• DA FARE:
a. Rispondi a queste domande sulla biografia di Giovanni Battista Arista:
(i) In quale città e in quale data nacque?
(ii) In che giorno fu ordinato sacerdote?
(iii) In quale anno fu eletto Preposito?
b. Modifica il passo della biografia di Giovanni Battista Arista che si apre con le parole "Eletto Preposito nel" e si chiude con "suo spirito sacerdotale.". Riscrivilo mettendo "infinita bontà" al posto di "sconfinata bontà".

• ARTICOLO:
──────
VENERABILE GIOVANNI BATTISTA ARISTA DELL’ORATORIO
Il Servo di Dio
Giovanni Battista Arista nacque a Palermo il 2 aprile 1862 dall’avv. Domenico e
da Francesca Vigo, i quali si trasferirono ad Acireale quando il figlio aveva
otto mesi. Tutta l’infanzia e la giovinezza di Giambattista si svolse in questa
città, illustre centro di studi e sede di una Congregazione dell’Oratorio
umiliata da quelle leggi eversive che riuscirono in tante altre città d’Italia
a rendere impossibile la vita alle Comunità oratoriane giuridicamente
soppresse.
Il bimbo crebbe forte
nella volontà e dotato di robusta pietà a contatto con i suoi genitori e con i
Padri dell’Oratorio che, tra mille difficoltà, vivendo privatamente,
continuavano nella chiesa della Congregazione ad esercitare il ministero, con
una particolare attenzione all’educazione dei giovani nel Collegio San Michele.
La spiritualità
fortemente eucaristica e la tenera devozione verso la Vergine Immacolata
nutrirono la formazione di Giambattista e lo portarono ad accogliere la
vocazione al sacerdozio. Ordinato il 25 giugno del 1888, affascinato
dall’esempio di San Filippo Neri, sentì profondamente la chiamata a ricomporre
quella benemerita Congregazione, e nella vigilia della festa del Santo, nel
1895, terzo centenario della sua morte, riuscì ad iniziare la vita comune con
due Padri e due fratelli.
“Finalmente ci siamo
uniti in comunità! - scrisse a P. Giulio Castelli il 6 giugno - Qual sia il
contento dell’anima mia non so esprimere, e tanto meno so esprimere la
gratitudine che sento per il Buon Dio, che certo per l’intercessione della
Madonna e del nostro S. Filippo, in bonum Congregationis nos congregavit”.
Eletto Preposito nel 1896 e Direttore del Collegio, con possenti fiotti di vita
nuova P. Arista animò la Congregazione con le parole, ma soprattutto con gli
esempi di tenace fedeltà ai doveri della vita fraterna. Il suo cuore - preziose
le testimonianze dei Processi - splendeva di sconfinata bontà: la sua dolcezza,
che leniva tanti dolori, e la sua forza, che infondeva coraggio, sostennero i
passi della rinata Congregazione; ma attiravano, al tempo stesso, alla “scuola”
di P. Arista tante persone affascinate dal suo spirito sacerdotale.
──────
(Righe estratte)
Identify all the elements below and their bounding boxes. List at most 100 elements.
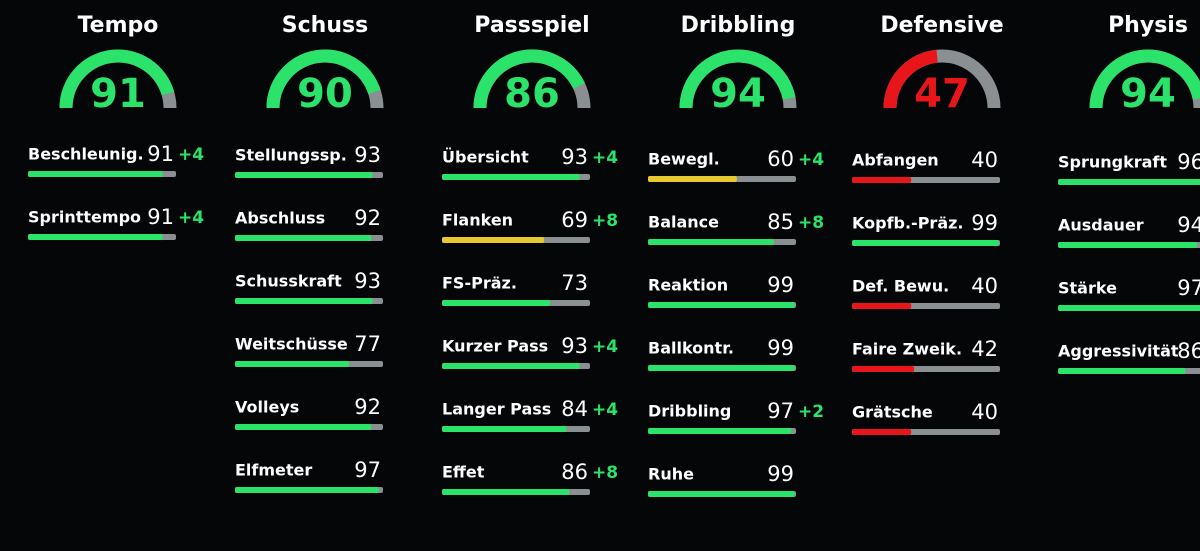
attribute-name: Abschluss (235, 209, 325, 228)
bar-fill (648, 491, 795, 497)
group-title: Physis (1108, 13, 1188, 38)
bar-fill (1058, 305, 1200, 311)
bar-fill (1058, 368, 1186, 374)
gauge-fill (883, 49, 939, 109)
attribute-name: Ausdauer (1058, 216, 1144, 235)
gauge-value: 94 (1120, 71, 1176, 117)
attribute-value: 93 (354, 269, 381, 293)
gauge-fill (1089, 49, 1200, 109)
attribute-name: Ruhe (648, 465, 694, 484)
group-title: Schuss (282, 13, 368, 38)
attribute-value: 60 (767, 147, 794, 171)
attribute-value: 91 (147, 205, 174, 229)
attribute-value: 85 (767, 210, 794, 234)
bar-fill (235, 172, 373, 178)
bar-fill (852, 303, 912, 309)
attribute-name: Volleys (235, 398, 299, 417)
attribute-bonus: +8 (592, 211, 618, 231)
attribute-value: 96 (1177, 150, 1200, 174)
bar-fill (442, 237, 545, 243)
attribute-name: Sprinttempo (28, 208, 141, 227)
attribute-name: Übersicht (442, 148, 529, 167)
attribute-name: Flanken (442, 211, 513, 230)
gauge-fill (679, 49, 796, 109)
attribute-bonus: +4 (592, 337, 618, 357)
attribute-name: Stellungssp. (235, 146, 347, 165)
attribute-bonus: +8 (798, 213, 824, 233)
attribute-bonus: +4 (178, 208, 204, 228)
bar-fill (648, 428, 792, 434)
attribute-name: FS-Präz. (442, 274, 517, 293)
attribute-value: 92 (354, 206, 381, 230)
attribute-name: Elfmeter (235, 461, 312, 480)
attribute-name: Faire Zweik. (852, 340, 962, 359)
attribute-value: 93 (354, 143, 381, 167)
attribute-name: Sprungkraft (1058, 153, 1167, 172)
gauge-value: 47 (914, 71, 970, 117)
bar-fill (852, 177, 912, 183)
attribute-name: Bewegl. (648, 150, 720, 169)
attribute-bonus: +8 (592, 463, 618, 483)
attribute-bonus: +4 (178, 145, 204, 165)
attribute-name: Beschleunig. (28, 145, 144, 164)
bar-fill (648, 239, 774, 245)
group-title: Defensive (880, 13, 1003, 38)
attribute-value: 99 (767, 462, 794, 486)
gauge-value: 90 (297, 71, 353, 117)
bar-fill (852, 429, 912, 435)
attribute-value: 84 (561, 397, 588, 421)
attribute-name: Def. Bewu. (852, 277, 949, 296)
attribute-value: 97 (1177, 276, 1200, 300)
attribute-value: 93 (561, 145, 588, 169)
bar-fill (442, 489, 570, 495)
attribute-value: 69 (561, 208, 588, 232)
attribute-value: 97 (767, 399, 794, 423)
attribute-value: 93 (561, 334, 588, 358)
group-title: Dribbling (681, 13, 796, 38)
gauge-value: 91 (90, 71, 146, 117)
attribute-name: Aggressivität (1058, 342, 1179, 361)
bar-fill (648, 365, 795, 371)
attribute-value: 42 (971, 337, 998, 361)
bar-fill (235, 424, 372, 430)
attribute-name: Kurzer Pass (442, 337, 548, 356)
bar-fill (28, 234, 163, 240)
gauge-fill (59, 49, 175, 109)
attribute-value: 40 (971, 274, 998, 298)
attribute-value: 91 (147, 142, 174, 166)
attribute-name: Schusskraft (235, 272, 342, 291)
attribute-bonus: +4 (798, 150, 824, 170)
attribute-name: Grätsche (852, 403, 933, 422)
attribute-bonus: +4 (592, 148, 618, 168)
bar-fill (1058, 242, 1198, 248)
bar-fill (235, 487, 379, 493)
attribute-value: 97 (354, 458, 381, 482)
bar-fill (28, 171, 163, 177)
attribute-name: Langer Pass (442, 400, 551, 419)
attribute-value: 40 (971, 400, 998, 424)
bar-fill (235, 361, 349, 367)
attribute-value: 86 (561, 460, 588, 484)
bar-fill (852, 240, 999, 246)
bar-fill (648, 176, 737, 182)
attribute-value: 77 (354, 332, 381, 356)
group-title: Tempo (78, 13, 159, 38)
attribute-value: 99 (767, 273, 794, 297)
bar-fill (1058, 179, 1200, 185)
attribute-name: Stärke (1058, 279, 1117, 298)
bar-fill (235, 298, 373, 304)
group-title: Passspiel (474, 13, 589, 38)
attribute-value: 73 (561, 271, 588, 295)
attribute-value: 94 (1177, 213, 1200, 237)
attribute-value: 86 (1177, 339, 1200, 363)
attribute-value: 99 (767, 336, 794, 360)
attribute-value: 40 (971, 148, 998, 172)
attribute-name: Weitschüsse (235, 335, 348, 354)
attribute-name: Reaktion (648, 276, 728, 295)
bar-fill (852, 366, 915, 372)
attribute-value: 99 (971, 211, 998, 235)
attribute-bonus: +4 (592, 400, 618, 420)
──────
• RISPOSTE AI COMPITI:
a.
(i) A Palermo, il 2 aprile 1862.
(ii) Il 25 giugno 1888.
(iii) Nel 1896.

b.
Eletto Preposito nel 1896 e Direttore del Collegio, con possenti fiotti di vita
nuova P. Arista animò la Congregazione con le parole, ma soprattutto con gli
esempi di tenace fedeltà ai doveri della vita fraterna. Il suo cuore - preziose
le testimonianze dei Processi - splendeva di infinita bontà: la sua dolcezza,
che leniva tanti dolori, e la sua forza, che infondeva coraggio, sostennero i
passi della rinata Congregazione; ma attiravano, al tempo stesso, alla “scuola”
di P. Arista tante persone affascinate dal suo spirito sacerdotale.